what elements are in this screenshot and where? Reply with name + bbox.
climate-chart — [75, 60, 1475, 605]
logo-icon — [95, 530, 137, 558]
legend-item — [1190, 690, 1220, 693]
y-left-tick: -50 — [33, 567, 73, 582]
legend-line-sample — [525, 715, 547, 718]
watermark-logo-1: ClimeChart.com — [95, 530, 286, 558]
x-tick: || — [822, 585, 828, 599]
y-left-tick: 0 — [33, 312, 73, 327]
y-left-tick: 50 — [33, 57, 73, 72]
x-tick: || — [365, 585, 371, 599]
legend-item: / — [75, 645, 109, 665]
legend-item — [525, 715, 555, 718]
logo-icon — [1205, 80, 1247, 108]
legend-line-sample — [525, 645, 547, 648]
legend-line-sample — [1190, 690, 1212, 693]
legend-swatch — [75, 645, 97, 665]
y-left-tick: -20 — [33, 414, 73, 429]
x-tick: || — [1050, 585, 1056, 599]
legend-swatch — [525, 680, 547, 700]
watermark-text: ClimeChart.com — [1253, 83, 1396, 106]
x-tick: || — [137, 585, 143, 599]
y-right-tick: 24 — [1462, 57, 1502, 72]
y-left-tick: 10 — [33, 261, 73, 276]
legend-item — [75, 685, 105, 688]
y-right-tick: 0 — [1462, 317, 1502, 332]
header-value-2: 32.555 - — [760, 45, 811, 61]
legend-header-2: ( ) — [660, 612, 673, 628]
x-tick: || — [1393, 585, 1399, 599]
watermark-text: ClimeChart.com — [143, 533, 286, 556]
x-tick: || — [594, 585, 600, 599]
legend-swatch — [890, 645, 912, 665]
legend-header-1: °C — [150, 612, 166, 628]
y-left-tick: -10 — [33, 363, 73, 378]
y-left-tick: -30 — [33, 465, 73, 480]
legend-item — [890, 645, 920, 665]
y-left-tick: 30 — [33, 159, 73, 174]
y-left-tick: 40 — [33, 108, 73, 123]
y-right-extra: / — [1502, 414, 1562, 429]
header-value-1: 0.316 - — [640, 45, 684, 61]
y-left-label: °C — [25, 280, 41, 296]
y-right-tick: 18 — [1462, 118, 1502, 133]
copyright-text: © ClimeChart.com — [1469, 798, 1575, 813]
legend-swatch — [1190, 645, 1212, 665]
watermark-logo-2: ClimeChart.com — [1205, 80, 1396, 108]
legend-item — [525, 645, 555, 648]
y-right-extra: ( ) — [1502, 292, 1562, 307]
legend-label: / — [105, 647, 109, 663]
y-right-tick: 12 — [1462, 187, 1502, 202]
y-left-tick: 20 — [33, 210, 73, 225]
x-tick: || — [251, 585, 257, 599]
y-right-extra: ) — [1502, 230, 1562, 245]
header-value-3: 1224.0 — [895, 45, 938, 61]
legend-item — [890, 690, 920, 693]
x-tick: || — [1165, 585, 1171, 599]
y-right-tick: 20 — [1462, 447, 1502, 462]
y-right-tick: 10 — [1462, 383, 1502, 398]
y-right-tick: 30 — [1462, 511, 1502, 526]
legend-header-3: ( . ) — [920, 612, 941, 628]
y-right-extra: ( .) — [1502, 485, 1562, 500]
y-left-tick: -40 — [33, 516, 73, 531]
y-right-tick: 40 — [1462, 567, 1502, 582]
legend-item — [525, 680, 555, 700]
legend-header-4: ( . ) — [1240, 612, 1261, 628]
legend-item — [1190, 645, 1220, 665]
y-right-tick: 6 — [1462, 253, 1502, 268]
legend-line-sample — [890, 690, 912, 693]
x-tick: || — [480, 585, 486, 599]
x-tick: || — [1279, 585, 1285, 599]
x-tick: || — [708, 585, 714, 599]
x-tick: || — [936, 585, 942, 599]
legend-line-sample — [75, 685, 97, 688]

++++++++

*What is asked*:
Transcribe the records word for word, beginning with their first line and ending after the line that contains "watermark-logo-1: ClimeChart.com —".

*Worked answer*:
what elements are in this screenshot and where? Reply with name + bbox.
climate-chart — [75, 60, 1475, 605]
logo-icon — [95, 530, 137, 558]
legend-item — [1190, 690, 1220, 693]
y-left-tick: -50 — [33, 567, 73, 582]
legend-line-sample — [525, 715, 547, 718]
watermark-logo-1: ClimeChart.com — [95, 530, 286, 558]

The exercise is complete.